Show every line below where "fraud" can be found.

§ Input:
+===+

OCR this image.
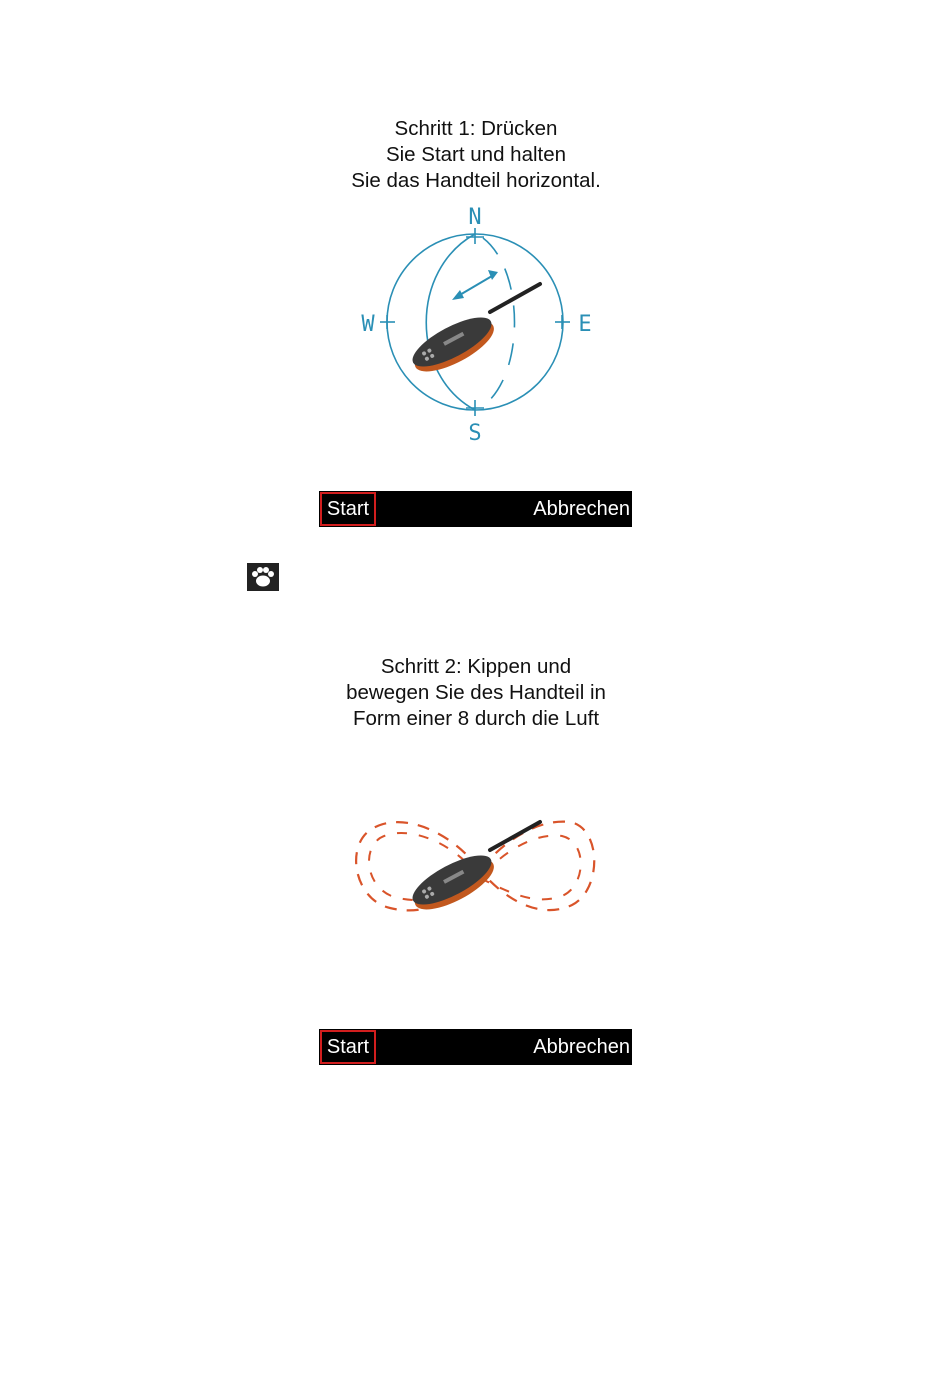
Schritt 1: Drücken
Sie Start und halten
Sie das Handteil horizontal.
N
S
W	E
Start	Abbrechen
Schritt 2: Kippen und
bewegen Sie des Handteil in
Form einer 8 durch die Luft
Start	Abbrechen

+===+

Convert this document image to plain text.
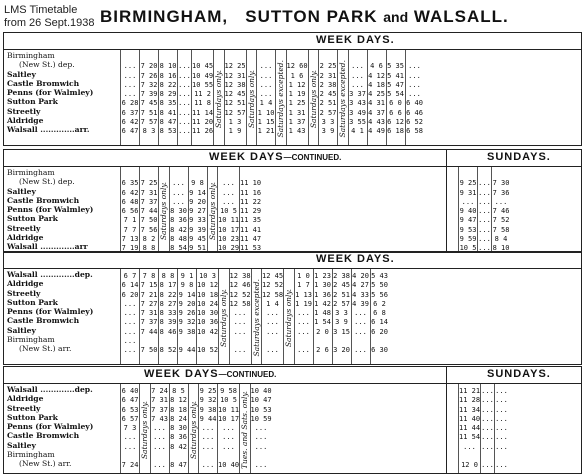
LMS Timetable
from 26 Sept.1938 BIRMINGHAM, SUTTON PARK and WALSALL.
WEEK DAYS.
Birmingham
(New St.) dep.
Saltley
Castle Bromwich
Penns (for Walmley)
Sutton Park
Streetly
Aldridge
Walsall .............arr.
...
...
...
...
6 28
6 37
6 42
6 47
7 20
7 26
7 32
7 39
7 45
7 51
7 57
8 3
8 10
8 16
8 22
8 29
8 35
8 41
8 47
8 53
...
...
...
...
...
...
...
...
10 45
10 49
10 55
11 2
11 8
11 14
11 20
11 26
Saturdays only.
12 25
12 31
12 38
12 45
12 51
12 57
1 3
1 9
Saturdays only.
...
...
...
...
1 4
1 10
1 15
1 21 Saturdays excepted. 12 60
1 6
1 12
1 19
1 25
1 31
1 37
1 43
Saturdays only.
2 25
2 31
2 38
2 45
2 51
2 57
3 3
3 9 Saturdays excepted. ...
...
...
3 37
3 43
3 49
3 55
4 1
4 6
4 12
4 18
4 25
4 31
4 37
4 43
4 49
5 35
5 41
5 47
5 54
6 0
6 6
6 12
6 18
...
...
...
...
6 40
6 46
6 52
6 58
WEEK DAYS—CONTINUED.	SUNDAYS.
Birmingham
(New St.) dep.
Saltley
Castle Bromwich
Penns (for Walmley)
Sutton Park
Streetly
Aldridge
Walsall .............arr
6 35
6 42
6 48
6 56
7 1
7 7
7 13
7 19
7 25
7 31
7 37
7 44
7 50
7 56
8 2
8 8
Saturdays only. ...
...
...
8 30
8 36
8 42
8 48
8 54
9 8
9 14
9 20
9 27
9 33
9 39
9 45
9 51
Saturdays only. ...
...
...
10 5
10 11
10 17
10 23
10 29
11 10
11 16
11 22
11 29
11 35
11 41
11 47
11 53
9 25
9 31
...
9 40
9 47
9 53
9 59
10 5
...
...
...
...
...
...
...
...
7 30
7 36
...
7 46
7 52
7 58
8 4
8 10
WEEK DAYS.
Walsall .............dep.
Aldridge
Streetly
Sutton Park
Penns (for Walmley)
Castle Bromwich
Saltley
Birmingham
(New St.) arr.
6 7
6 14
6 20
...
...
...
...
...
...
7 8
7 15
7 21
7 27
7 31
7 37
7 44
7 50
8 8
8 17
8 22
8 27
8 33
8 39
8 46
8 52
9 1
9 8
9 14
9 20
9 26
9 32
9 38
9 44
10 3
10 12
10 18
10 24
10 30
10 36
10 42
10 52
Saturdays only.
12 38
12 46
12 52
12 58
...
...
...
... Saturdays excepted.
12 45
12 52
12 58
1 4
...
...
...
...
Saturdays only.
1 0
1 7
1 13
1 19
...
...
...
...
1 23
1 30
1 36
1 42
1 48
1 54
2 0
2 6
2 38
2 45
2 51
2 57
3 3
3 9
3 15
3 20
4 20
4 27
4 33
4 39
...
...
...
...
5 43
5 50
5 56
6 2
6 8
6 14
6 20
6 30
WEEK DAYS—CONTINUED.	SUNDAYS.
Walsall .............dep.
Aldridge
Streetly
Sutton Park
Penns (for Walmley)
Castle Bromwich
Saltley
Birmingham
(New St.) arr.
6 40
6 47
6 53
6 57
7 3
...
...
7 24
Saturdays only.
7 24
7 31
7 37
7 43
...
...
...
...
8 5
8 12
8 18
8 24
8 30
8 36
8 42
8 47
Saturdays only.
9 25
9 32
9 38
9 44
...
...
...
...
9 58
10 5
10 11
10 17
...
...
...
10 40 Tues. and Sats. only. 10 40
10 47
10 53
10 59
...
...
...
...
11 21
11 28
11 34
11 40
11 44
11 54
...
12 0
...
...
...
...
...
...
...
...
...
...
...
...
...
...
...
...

+===+

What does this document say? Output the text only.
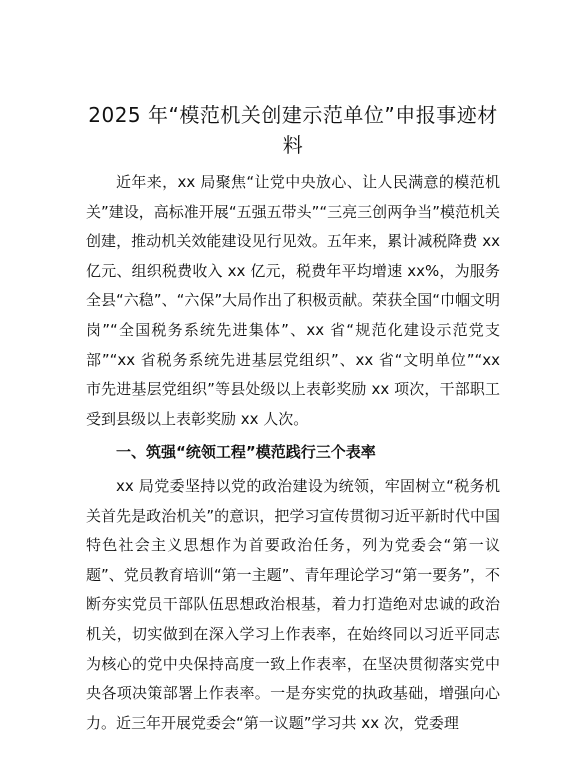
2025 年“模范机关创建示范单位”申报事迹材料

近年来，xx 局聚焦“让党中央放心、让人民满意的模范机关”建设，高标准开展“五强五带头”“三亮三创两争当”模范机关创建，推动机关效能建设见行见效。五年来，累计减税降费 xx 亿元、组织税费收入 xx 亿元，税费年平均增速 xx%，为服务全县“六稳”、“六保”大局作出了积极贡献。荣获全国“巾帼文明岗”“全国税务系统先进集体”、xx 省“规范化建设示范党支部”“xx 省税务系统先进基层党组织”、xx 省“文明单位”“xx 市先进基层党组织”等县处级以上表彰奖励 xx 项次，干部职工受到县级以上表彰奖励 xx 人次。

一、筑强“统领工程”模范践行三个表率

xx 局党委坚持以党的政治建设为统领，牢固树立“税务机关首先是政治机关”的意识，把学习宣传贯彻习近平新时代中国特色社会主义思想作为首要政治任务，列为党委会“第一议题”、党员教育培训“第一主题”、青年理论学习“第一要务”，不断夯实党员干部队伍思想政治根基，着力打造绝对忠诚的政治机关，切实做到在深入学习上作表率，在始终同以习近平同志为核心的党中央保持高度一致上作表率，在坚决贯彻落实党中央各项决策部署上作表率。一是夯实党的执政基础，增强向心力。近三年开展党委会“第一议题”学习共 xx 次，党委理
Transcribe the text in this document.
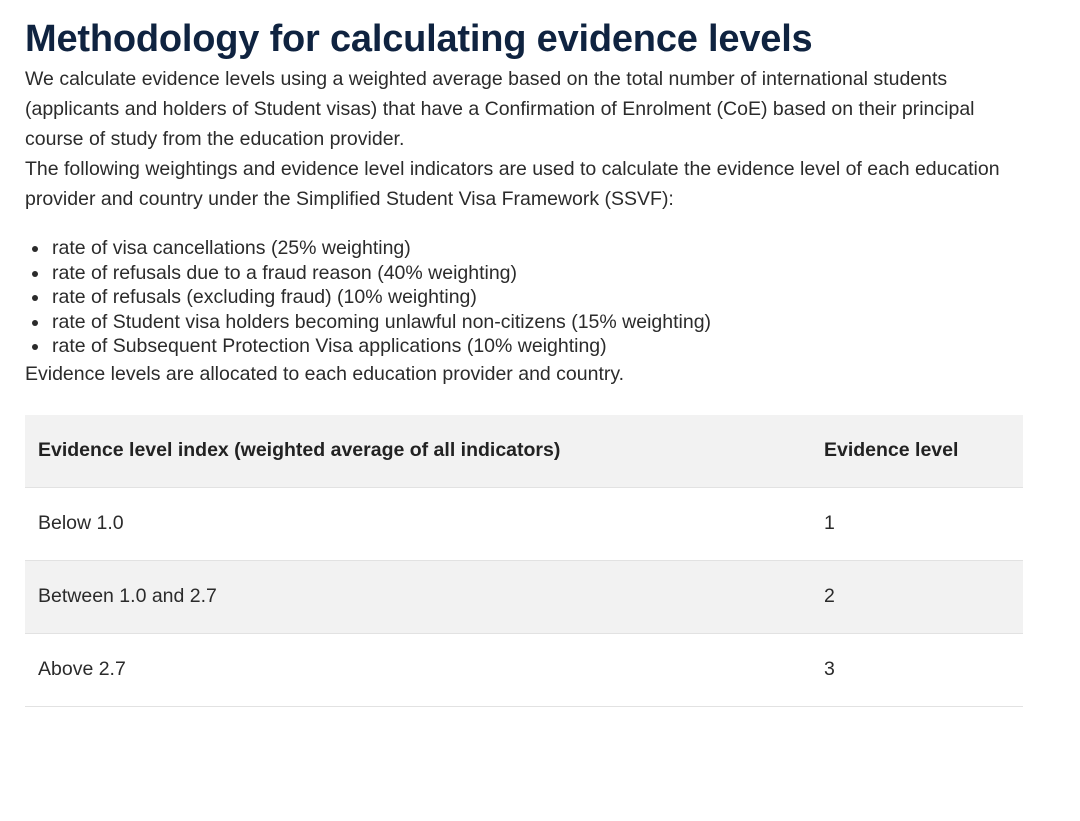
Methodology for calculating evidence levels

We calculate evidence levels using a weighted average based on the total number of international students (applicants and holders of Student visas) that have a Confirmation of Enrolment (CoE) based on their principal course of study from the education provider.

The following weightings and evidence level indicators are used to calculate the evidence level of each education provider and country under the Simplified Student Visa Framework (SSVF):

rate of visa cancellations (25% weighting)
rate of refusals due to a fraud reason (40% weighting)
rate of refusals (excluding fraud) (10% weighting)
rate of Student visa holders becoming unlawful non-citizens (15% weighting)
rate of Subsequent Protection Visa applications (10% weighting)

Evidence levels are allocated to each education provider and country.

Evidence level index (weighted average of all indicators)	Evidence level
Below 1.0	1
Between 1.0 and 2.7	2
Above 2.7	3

+===+

§ The reply:
rate of refusals due to a fraud reason (40% weighting)
rate of refusals (excluding fraud) (10% weighting)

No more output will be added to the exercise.